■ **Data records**
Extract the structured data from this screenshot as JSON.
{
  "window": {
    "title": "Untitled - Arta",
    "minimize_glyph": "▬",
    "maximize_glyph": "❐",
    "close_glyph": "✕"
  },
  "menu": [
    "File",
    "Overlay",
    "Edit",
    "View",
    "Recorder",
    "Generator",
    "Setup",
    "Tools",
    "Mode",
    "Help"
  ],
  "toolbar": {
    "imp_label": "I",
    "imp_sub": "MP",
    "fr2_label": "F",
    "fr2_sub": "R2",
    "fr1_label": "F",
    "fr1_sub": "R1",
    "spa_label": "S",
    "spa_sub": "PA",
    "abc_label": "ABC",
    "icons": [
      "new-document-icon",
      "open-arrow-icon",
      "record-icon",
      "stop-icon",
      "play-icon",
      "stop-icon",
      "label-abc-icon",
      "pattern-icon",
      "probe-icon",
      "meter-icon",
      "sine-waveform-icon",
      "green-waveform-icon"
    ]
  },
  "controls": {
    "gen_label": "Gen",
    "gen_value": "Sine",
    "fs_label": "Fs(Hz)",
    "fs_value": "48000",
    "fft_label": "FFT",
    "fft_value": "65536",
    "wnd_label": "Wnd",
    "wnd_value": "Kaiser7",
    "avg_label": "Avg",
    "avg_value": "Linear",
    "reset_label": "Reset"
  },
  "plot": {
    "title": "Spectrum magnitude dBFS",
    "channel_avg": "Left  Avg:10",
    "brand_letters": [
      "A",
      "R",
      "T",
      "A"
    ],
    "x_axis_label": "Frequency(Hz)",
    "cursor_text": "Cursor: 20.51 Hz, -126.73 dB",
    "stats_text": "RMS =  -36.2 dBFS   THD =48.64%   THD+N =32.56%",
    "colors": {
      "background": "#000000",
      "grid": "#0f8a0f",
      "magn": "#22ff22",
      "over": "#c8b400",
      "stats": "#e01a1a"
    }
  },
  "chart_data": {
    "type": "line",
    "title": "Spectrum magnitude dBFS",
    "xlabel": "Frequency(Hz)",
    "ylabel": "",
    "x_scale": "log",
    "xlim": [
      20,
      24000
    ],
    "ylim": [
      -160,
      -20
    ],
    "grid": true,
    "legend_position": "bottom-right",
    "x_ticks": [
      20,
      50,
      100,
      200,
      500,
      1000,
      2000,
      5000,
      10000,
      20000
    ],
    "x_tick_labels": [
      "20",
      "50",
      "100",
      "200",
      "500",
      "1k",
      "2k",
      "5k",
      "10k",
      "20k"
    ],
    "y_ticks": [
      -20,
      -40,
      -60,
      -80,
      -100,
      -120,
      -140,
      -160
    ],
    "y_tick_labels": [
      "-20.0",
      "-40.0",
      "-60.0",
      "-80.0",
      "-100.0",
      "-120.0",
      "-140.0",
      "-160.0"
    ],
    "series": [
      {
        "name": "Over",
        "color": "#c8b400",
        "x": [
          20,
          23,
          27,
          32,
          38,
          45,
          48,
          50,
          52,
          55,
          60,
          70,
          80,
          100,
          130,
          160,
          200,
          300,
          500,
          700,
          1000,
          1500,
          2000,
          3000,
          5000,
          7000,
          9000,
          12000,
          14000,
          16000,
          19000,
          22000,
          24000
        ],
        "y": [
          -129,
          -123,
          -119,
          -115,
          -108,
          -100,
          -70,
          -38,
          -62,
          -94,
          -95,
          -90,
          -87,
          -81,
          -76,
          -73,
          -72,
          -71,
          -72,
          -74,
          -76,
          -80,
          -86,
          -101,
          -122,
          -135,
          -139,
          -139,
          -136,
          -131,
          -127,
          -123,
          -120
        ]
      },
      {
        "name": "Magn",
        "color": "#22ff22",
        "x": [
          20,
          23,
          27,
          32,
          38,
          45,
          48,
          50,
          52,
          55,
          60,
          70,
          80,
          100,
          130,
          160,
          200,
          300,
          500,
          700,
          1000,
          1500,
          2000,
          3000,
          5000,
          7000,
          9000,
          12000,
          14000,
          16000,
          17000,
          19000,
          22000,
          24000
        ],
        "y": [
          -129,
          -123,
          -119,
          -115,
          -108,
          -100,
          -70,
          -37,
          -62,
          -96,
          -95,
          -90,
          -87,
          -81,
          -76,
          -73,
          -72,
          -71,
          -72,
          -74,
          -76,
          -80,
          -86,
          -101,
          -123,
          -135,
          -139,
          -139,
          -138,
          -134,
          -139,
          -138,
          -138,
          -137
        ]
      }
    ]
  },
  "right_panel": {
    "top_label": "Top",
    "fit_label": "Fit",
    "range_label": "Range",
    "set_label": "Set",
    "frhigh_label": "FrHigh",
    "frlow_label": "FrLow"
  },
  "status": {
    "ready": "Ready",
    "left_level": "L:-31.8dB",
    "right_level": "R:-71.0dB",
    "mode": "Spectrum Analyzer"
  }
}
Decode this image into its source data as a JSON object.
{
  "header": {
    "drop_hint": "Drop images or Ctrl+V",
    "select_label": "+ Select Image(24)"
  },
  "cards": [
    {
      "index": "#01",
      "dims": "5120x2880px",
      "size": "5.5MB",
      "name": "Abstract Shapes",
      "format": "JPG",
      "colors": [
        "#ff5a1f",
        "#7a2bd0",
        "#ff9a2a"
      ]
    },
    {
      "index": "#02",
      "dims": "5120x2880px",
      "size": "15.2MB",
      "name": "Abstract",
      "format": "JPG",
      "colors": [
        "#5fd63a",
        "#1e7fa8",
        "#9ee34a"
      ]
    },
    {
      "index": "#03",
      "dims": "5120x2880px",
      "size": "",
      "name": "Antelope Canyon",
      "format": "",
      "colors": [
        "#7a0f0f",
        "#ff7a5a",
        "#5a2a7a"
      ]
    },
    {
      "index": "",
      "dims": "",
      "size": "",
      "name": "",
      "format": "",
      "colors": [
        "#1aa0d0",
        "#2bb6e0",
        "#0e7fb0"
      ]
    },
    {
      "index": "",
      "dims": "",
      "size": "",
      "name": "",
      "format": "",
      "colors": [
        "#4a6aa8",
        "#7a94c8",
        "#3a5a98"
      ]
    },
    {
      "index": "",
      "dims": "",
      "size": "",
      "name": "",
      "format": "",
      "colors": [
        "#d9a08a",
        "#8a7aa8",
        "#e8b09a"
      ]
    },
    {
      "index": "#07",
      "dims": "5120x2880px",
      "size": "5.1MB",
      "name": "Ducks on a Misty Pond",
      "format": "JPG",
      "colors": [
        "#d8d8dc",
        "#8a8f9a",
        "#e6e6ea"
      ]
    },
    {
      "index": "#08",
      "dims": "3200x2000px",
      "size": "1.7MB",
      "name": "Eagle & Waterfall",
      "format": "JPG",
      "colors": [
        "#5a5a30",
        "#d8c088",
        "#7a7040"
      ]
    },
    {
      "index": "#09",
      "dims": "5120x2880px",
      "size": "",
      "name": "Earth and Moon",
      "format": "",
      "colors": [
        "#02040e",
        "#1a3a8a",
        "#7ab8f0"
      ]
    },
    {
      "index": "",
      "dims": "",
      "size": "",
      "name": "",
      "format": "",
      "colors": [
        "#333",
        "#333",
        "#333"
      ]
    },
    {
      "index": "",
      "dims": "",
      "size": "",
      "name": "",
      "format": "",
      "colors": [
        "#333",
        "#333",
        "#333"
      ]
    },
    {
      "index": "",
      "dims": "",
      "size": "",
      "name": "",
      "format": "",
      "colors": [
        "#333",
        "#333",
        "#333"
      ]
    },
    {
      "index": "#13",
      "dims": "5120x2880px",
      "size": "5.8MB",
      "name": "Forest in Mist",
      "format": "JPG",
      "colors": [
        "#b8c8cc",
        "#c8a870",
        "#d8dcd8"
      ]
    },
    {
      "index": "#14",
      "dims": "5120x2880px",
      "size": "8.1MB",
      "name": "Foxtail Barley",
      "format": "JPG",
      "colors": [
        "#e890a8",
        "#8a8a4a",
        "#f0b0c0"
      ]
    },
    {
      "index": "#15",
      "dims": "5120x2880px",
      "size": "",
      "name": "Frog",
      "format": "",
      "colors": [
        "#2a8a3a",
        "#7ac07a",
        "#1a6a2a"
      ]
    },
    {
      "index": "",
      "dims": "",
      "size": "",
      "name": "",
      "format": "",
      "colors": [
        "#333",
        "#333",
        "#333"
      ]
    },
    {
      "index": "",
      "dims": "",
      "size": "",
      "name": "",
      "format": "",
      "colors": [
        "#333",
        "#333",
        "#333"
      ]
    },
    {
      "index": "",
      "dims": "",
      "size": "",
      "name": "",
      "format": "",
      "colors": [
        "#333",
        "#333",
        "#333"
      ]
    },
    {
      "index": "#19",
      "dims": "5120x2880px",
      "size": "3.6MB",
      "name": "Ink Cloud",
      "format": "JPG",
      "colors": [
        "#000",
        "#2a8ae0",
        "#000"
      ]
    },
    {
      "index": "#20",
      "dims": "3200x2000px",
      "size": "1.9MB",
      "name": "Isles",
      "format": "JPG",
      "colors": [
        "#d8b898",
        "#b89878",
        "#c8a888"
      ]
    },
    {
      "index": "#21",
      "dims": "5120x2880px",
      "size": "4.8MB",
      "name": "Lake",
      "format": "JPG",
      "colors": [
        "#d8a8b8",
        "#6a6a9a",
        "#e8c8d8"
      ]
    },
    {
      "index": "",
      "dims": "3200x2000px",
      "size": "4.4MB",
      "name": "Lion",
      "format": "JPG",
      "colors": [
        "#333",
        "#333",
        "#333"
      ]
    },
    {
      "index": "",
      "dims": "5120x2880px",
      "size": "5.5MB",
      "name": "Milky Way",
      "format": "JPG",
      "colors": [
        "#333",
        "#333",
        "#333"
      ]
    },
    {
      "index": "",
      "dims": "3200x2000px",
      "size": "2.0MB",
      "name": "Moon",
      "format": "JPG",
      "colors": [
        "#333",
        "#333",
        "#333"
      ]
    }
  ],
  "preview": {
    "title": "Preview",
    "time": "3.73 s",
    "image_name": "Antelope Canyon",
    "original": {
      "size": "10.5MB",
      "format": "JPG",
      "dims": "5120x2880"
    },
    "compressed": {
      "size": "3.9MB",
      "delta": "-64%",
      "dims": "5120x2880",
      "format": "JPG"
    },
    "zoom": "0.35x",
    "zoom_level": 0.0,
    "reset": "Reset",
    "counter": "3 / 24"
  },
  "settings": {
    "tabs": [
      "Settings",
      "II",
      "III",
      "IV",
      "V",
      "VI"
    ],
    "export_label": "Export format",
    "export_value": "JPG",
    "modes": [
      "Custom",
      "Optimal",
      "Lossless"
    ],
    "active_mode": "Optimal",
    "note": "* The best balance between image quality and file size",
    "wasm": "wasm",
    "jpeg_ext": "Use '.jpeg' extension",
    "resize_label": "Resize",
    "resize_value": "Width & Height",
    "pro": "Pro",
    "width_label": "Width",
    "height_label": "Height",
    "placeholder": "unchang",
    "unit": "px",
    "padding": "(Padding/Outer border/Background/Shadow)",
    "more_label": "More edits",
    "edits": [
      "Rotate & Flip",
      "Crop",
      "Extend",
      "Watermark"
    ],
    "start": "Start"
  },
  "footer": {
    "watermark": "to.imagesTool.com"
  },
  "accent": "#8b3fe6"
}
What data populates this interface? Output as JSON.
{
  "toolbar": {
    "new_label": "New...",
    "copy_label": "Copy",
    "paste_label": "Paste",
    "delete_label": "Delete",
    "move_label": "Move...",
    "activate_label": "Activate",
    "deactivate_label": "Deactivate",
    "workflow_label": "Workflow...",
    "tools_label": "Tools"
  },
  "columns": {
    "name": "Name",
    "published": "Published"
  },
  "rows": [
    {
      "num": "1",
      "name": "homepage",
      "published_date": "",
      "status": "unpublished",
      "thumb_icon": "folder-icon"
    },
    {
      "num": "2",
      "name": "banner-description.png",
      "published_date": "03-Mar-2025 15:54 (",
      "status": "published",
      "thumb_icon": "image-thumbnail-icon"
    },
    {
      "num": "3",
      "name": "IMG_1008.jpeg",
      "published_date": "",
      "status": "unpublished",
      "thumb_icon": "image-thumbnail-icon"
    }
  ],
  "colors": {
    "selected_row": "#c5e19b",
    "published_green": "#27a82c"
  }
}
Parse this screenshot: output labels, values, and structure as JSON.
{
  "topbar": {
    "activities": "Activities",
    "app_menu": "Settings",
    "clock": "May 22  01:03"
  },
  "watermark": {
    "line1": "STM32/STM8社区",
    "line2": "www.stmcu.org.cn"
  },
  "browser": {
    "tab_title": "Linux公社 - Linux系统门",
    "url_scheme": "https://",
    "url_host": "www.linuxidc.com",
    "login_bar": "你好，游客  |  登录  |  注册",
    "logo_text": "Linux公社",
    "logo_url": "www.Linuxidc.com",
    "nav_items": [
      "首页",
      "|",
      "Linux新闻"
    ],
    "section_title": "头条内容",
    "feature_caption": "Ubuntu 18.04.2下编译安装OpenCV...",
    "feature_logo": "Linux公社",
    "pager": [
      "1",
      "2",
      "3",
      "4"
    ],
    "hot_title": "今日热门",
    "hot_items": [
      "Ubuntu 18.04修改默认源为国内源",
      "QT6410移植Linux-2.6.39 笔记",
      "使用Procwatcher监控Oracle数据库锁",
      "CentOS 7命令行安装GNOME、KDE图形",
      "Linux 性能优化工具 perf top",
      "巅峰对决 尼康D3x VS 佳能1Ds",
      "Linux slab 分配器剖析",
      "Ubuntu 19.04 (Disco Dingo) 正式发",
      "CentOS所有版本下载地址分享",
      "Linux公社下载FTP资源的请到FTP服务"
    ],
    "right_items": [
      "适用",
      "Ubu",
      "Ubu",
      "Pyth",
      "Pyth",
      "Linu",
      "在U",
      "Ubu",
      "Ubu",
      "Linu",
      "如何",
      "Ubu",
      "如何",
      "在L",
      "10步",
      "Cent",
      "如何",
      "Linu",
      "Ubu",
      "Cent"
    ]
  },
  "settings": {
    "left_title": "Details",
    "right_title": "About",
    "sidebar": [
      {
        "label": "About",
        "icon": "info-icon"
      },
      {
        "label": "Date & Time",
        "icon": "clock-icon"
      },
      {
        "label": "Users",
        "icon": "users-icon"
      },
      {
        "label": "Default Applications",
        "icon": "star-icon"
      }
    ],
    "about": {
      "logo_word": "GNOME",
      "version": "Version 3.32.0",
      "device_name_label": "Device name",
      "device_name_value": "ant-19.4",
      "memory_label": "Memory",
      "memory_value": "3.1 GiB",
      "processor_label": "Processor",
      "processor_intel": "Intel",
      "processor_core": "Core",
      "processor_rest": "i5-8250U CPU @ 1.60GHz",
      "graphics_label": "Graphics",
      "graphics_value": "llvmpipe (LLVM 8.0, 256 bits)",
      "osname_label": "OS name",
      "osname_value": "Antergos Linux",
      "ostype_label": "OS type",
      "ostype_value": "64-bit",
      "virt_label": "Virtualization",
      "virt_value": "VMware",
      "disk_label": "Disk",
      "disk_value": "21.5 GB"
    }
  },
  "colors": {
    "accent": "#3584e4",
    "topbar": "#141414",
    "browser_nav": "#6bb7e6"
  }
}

■ **GOAL**
Gather up every line from the listing above in which the word "Abstract" occurs.

■ **COMPLETED TASK**
      "name": "Abstract Shapes",
      "name": "Abstract",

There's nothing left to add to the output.